begin DATASET RECORDS
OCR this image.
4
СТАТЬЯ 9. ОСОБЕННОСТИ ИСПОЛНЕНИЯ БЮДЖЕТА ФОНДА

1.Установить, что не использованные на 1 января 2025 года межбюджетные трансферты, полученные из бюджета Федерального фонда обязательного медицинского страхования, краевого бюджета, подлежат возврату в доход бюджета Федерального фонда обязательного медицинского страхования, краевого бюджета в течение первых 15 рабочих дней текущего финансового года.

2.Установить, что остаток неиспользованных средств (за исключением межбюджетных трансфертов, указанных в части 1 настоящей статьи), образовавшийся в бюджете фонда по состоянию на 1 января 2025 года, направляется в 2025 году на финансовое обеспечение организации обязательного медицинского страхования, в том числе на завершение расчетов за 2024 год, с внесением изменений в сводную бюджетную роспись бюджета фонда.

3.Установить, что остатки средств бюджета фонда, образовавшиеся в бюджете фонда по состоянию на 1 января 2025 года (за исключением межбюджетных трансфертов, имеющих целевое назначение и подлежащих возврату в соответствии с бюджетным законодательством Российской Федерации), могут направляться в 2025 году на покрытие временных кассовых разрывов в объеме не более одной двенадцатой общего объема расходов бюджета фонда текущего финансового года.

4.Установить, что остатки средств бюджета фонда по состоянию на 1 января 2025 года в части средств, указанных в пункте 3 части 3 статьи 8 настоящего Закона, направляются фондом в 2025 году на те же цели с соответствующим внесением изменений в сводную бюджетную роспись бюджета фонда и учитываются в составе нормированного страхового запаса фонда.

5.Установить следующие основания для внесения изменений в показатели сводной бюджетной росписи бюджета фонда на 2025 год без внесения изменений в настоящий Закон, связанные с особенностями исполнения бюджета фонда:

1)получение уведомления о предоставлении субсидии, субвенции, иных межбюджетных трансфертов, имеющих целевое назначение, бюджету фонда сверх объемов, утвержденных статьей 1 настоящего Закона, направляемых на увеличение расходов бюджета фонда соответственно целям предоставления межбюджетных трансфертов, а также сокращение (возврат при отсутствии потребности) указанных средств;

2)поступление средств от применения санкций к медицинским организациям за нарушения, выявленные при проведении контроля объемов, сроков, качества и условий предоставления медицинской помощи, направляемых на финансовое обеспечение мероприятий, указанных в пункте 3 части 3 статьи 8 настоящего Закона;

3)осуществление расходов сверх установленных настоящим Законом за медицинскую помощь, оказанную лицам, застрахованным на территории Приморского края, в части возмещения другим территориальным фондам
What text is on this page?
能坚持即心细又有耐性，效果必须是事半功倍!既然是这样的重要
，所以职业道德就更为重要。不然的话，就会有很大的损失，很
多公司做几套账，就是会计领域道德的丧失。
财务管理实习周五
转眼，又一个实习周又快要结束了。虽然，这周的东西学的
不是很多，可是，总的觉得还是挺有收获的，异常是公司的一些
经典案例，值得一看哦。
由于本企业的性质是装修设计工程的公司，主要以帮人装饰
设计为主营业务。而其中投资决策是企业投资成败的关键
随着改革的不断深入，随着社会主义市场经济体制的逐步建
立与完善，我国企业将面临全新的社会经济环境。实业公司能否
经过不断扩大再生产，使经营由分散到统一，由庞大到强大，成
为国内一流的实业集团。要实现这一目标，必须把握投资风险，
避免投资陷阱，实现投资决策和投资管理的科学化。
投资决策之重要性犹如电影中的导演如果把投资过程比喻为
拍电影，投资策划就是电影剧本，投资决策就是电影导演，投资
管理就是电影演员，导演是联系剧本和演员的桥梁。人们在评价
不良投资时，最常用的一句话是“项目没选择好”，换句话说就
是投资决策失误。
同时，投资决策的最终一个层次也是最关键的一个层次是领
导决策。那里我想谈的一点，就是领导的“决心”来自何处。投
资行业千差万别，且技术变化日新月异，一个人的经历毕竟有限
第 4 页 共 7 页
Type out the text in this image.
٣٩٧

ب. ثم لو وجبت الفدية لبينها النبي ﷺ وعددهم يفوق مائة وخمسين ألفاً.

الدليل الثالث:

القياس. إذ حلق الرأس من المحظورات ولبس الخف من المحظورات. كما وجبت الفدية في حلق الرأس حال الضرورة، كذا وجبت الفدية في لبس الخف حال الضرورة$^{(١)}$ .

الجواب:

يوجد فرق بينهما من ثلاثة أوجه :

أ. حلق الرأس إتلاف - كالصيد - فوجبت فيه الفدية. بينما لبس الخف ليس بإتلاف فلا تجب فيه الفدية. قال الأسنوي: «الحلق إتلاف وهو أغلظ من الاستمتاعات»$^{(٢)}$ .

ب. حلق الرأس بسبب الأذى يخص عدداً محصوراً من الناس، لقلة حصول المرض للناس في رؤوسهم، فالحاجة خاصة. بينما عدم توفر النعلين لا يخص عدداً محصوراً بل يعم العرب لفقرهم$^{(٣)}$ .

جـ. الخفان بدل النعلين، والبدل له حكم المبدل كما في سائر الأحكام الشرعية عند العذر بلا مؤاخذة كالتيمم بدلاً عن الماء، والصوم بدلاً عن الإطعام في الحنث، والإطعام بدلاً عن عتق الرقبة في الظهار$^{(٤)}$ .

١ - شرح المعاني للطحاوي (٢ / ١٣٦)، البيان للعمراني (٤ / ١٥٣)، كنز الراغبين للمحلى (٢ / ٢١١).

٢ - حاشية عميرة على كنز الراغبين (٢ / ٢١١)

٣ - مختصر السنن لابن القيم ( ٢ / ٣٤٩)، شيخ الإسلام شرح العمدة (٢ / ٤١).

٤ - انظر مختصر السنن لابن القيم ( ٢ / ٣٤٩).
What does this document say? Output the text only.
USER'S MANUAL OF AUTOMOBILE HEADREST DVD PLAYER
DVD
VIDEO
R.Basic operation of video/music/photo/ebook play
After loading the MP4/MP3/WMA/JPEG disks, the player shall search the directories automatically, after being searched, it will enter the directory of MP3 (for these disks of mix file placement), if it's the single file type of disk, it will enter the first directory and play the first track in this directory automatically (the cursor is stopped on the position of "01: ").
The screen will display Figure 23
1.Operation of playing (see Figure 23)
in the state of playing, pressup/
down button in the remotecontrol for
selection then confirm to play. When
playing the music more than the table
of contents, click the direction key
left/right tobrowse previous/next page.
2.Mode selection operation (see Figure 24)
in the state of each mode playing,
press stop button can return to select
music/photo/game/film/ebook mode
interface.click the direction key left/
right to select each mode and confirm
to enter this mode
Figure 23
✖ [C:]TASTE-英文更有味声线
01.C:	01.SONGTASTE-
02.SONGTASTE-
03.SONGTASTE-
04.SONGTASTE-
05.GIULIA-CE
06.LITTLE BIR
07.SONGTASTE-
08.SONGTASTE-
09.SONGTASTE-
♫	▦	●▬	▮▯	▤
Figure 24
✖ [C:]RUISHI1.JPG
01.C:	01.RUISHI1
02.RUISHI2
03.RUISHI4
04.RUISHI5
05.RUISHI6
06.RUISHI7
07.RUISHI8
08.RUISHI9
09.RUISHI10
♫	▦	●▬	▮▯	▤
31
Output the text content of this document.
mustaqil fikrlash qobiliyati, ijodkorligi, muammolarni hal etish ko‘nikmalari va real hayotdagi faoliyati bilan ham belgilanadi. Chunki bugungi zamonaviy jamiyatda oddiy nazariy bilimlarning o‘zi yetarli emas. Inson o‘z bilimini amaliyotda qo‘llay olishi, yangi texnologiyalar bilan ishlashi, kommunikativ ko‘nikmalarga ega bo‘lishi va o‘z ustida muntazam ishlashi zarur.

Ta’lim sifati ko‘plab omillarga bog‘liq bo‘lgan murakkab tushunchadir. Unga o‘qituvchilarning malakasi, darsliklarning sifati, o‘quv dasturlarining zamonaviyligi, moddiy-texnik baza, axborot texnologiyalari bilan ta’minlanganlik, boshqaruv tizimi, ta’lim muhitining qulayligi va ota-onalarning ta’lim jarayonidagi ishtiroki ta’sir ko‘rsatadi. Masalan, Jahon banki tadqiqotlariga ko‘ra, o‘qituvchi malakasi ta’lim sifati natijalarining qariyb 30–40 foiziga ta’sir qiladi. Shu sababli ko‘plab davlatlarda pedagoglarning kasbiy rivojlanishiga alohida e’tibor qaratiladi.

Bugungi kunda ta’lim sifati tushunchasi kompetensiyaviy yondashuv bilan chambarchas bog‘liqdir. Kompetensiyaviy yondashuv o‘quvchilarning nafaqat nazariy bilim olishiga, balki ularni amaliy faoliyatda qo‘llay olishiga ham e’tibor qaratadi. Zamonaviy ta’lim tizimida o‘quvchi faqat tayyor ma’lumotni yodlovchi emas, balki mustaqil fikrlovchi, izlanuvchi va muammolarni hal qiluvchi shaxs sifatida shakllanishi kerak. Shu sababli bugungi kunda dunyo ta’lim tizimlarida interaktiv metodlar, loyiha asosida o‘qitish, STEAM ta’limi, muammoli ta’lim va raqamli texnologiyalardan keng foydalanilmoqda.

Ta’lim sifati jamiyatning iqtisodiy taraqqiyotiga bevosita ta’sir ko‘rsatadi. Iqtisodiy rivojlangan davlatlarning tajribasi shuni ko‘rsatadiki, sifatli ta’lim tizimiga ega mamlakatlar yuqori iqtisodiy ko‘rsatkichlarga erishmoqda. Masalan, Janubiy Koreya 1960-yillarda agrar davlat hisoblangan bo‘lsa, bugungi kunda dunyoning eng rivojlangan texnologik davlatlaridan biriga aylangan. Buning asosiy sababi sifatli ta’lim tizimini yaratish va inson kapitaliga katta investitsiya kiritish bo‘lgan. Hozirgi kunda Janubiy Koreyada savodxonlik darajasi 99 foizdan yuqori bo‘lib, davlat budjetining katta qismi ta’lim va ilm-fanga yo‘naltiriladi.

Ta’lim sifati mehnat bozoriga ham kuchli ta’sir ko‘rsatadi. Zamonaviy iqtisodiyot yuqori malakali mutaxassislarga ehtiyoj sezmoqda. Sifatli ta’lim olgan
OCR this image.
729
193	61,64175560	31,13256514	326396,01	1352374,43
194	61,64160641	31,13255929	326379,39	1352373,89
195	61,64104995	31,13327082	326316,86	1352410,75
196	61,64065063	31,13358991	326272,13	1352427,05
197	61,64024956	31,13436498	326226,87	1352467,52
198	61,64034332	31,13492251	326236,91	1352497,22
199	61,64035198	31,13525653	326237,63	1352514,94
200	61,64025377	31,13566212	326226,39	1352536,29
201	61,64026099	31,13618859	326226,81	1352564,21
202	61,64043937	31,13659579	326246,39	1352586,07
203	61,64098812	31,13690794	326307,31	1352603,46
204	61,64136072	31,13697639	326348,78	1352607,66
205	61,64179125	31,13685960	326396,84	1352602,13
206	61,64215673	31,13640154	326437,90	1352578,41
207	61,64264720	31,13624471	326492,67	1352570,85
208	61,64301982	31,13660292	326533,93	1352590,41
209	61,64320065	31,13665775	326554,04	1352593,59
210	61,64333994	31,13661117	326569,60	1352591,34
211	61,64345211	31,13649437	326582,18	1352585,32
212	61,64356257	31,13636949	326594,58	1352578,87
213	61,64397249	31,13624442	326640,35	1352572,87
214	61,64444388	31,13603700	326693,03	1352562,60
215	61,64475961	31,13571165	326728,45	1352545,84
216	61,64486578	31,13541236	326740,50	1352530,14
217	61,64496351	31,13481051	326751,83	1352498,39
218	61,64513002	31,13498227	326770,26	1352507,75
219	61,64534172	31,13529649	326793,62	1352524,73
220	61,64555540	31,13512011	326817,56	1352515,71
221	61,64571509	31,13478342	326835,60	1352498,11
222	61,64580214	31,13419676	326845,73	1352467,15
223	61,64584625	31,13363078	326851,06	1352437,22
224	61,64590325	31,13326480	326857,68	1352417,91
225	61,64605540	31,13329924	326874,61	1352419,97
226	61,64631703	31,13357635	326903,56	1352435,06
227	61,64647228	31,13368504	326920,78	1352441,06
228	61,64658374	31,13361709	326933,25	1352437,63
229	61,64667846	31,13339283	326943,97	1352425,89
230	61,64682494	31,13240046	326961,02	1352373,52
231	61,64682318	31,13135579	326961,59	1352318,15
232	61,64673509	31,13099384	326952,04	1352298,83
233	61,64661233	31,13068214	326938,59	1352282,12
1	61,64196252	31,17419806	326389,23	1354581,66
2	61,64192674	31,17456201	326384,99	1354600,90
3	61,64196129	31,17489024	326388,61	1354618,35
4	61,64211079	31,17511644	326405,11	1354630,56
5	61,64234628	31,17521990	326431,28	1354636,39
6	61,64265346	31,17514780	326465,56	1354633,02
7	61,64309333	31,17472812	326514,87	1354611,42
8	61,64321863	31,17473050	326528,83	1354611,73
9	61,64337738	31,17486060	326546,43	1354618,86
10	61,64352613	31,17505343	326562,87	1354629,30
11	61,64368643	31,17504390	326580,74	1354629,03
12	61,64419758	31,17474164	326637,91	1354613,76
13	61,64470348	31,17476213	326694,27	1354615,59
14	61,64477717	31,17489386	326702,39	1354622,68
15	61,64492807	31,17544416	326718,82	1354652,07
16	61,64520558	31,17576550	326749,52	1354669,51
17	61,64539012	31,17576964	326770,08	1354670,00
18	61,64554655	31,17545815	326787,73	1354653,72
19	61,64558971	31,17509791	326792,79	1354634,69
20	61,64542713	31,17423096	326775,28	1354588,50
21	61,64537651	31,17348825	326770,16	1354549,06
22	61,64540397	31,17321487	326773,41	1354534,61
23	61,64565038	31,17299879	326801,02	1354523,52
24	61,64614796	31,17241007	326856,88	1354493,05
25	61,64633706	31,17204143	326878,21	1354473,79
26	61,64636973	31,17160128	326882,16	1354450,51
end DATASET RECORDS
DIRECTIVE:
Find the word "music" in the entries, and copy every line it shows up in.

RESPONSE TO THE TASK:
R.Basic operation of video/music/photo/ebook play
playing the music more than the table
music/photo/game/film/ebook mode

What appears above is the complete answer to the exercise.